[Supplied material]:
--- START ---

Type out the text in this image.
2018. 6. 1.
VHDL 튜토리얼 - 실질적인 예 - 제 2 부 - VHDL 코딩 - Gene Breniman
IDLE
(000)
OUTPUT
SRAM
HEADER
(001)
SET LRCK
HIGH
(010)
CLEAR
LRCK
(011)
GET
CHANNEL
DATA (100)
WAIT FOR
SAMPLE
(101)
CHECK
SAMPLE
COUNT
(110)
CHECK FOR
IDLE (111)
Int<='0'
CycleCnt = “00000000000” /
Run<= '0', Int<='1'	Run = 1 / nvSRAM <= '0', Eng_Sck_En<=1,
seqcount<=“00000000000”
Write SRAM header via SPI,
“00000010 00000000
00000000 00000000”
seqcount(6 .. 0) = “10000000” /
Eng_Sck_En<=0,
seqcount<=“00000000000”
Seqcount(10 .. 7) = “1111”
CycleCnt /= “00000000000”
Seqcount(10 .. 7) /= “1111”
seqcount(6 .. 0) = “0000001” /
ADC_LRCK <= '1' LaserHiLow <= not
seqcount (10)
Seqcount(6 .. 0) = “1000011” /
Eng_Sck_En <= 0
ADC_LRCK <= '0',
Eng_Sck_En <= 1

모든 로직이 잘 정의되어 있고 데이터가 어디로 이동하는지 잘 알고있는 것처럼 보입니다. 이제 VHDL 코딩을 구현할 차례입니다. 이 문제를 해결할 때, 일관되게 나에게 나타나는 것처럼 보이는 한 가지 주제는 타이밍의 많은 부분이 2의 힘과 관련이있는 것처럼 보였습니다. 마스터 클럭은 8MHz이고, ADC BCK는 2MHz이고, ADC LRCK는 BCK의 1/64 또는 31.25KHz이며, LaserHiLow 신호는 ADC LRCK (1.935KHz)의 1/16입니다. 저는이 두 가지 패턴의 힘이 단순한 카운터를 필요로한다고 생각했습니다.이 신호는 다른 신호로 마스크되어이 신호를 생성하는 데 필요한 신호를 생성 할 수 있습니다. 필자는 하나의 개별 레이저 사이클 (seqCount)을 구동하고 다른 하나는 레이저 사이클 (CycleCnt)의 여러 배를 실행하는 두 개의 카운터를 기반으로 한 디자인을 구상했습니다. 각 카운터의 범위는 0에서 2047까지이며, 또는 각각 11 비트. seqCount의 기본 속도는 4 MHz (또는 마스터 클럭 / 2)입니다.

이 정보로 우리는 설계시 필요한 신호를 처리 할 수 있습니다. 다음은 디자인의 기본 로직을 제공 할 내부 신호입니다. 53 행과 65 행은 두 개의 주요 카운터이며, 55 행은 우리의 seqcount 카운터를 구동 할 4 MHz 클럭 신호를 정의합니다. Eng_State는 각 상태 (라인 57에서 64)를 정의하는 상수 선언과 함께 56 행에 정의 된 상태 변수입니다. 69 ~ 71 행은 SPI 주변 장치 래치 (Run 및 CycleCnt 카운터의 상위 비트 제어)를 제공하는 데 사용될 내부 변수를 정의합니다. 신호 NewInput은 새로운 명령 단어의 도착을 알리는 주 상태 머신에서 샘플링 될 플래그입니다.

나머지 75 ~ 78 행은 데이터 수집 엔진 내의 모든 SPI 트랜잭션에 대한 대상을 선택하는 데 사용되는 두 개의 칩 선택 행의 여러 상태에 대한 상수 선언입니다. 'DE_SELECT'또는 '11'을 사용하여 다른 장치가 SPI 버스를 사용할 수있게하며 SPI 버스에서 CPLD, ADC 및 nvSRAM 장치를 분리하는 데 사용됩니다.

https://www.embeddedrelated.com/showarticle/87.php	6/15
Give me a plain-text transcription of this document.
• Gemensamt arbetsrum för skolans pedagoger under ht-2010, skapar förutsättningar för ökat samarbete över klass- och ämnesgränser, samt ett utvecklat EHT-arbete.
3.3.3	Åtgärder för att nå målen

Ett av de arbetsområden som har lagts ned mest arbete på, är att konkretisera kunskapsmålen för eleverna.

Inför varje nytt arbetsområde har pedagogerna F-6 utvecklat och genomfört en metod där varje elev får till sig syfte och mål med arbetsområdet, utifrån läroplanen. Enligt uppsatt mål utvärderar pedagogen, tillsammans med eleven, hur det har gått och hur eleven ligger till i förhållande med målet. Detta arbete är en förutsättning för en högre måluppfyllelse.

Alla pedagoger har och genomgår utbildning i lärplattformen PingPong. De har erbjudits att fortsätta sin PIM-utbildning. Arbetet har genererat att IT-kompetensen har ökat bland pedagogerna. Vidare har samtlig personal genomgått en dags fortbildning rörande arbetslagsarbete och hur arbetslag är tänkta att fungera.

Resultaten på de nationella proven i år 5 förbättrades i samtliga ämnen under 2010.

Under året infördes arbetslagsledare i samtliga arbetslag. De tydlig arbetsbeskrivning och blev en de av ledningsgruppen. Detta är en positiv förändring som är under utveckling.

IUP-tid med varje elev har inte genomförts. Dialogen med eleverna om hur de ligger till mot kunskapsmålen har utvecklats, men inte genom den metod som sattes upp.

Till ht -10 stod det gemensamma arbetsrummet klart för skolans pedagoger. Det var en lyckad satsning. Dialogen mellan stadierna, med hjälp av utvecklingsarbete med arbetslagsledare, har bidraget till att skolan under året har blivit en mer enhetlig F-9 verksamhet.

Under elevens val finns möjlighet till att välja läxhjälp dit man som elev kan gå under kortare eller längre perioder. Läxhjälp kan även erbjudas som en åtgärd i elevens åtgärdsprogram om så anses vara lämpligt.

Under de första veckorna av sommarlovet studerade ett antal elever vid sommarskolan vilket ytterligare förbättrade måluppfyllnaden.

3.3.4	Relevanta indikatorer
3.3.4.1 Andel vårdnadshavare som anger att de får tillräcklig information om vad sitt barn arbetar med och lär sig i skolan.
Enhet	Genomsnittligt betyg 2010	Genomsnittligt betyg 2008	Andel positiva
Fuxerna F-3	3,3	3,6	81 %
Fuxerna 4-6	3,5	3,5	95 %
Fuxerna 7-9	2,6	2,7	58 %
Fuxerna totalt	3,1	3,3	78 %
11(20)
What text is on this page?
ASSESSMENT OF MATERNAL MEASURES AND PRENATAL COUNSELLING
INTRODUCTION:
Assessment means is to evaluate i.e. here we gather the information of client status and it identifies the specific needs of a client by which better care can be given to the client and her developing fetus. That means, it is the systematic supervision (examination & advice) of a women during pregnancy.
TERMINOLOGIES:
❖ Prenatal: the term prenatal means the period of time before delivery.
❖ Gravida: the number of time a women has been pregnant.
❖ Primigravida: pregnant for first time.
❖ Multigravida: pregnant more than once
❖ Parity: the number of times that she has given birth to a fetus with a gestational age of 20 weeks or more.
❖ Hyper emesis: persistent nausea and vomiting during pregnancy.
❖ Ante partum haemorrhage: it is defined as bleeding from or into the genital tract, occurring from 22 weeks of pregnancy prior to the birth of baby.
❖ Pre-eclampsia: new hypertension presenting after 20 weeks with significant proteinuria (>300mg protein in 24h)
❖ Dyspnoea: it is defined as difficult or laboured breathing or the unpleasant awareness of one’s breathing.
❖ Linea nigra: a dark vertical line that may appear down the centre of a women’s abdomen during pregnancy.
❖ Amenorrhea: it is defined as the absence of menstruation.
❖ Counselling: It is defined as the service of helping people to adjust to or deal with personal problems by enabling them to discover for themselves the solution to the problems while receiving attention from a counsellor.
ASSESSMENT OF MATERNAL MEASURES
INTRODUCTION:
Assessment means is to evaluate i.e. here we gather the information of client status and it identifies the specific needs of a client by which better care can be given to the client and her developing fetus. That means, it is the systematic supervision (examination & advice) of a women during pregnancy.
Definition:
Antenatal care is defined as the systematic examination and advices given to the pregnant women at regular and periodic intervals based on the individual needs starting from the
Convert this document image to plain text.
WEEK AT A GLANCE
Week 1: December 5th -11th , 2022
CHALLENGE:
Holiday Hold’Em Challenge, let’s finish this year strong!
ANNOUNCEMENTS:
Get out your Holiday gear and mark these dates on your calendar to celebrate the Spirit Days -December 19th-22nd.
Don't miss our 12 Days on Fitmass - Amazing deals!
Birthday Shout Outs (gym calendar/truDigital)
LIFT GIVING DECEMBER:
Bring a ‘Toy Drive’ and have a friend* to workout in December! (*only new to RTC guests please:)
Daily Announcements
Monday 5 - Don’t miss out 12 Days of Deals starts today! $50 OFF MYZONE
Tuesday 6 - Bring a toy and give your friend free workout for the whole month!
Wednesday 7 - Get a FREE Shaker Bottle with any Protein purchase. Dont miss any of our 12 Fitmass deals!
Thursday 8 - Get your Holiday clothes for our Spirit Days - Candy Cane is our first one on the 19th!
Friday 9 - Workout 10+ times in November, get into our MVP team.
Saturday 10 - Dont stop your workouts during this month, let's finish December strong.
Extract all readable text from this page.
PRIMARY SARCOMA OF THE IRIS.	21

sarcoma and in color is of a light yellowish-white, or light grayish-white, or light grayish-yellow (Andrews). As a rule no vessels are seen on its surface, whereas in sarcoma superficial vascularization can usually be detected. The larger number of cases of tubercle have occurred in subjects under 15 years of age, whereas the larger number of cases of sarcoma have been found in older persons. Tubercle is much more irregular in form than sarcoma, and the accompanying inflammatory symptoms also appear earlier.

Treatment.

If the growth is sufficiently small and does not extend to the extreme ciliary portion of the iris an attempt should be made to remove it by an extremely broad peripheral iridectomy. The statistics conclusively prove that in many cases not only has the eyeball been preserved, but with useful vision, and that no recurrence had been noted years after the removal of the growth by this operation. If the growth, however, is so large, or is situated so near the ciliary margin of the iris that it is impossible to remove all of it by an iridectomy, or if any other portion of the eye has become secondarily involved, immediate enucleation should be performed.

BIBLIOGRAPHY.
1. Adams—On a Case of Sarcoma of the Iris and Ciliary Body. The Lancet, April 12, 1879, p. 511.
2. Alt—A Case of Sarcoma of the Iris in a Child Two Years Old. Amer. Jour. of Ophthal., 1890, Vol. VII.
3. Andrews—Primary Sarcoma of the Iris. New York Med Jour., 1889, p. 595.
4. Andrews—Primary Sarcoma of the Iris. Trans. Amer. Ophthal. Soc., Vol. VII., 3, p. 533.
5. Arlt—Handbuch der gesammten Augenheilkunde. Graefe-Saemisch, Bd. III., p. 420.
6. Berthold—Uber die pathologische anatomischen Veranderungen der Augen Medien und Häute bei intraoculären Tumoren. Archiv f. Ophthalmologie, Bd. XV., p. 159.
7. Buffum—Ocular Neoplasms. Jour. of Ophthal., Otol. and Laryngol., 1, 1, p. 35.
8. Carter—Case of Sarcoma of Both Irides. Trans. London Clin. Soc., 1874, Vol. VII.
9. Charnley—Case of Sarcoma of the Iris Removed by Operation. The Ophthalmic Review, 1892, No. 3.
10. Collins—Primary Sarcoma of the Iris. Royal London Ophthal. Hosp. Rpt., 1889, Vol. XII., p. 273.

--- END ---

[What needs to be done]: Pull out all lines from the entries above that include the word "image".

[Response to the task]:
Type out the text in this image.
Convert this document image to plain text.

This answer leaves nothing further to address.